Quote the records that follow in full, leaving the pictures out.
*** Stored data ***
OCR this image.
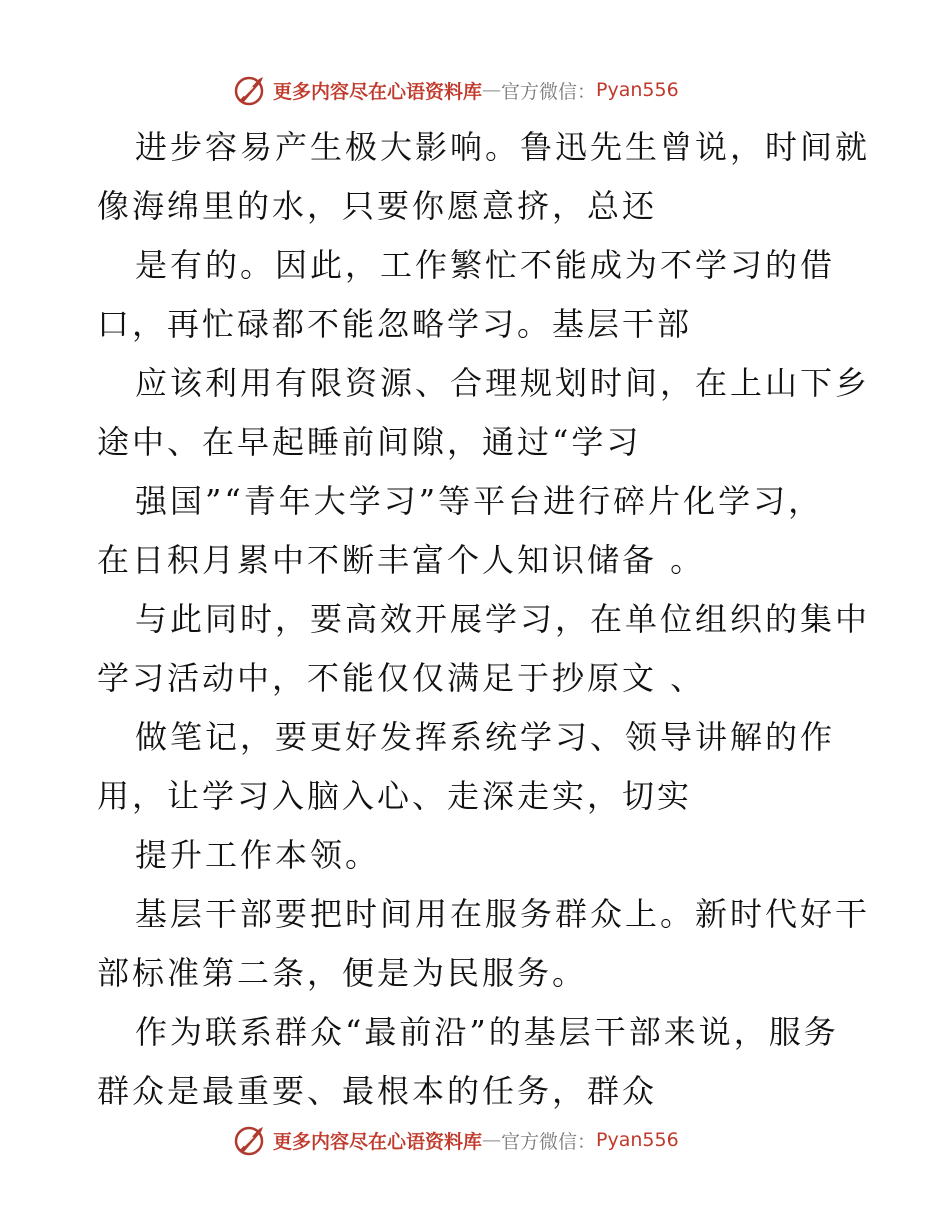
更多内容尽在心语资料库 — 官方微信： Pyan556
进步容易产生极大影响。鲁迅先生曾说，时间就
像海绵里的水，只要你愿意挤，总还
是有的。因此，工作繁忙不能成为不学习的借
口，再忙碌都不能忽略学习。基层干部
应该利用有限资源、合理规划时间，在上山下乡
途中、在早起睡前间隙，通过“学习
强国”“青年大学习”等平台进行碎片化学习，
在日积月累中不断丰富个人知识储备 。
与此同时，要高效开展学习，在单位组织的集中
学习活动中，不能仅仅满足于抄原文 、
做笔记，要更好发挥系统学习、领导讲解的作
用，让学习入脑入心、走深走实，切实
提升工作本领。
基层干部要把时间用在服务群众上。新时代好干
部标准第二条，便是为民服务。
作为联系群众“最前沿”的基层干部来说，服务
群众是最重要、最根本的任务，群众
更多内容尽在心语资料库 — 官方微信： Pyan556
***
= Result =
OCR this image.
更多内容尽在心语资料库 — 官方微信： Pyan556
进步容易产生极大影响。鲁迅先生曾说，时间就
像海绵里的水，只要你愿意挤，总还
是有的。因此，工作繁忙不能成为不学习的借
口，再忙碌都不能忽略学习。基层干部
应该利用有限资源、合理规划时间，在上山下乡
途中、在早起睡前间隙，通过“学习
强国”“青年大学习”等平台进行碎片化学习，
在日积月累中不断丰富个人知识储备 。
与此同时，要高效开展学习，在单位组织的集中
学习活动中，不能仅仅满足于抄原文 、
做笔记，要更好发挥系统学习、领导讲解的作
用，让学习入脑入心、走深走实，切实
提升工作本领。
基层干部要把时间用在服务群众上。新时代好干
部标准第二条，便是为民服务。
作为联系群众“最前沿”的基层干部来说，服务
群众是最重要、最根本的任务，群众
更多内容尽在心语资料库 — 官方微信： Pyan556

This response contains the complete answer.